**STATED GOAL**. Repeat every record below exactly, leaving out the pictures.

**INFORMATION SHOWN**.
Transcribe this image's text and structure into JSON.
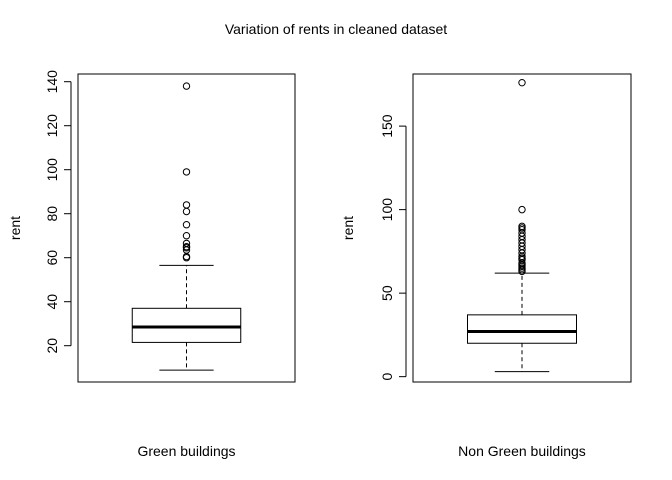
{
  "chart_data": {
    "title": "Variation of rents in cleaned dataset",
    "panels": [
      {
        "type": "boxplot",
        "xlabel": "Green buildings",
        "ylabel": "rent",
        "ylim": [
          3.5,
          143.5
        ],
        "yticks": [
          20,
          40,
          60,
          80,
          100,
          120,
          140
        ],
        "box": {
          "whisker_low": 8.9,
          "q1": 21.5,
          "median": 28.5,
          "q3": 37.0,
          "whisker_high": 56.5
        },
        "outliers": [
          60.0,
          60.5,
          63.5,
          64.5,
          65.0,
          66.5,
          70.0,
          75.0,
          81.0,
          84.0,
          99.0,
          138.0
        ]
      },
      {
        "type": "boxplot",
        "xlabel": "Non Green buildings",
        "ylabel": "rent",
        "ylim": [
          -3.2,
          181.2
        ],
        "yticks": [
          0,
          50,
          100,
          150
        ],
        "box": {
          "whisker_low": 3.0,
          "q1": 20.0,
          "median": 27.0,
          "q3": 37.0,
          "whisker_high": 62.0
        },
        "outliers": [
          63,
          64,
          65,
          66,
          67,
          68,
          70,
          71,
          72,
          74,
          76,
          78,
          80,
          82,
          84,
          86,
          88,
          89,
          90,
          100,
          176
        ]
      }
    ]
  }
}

**EXERCISE SOLUTION**.
Transcribe this image's text and structure into JSON.
{
  "chart_data": {
    "title": "Variation of rents in cleaned dataset",
    "panels": [
      {
        "type": "boxplot",
        "xlabel": "Green buildings",
        "ylabel": "rent",
        "ylim": [
          3.5,
          143.5
        ],
        "yticks": [
          20,
          40,
          60,
          80,
          100,
          120,
          140
        ],
        "box": {
          "whisker_low": 8.9,
          "q1": 21.5,
          "median": 28.5,
          "q3": 37.0,
          "whisker_high": 56.5
        },
        "outliers": [
          60.0,
          60.5,
          63.5,
          64.5,
          65.0,
          66.5,
          70.0,
          75.0,
          81.0,
          84.0,
          99.0,
          138.0
        ]
      },
      {
        "type": "boxplot",
        "xlabel": "Non Green buildings",
        "ylabel": "rent",
        "ylim": [
          -3.2,
          181.2
        ],
        "yticks": [
          0,
          50,
          100,
          150
        ],
        "box": {
          "whisker_low": 3.0,
          "q1": 20.0,
          "median": 27.0,
          "q3": 37.0,
          "whisker_high": 62.0
        },
        "outliers": [
          63,
          64,
          65,
          66,
          67,
          68,
          70,
          71,
          72,
          74,
          76,
          78,
          80,
          82,
          84,
          86,
          88,
          89,
          90,
          100,
          176
        ]
      }
    ]
  }
}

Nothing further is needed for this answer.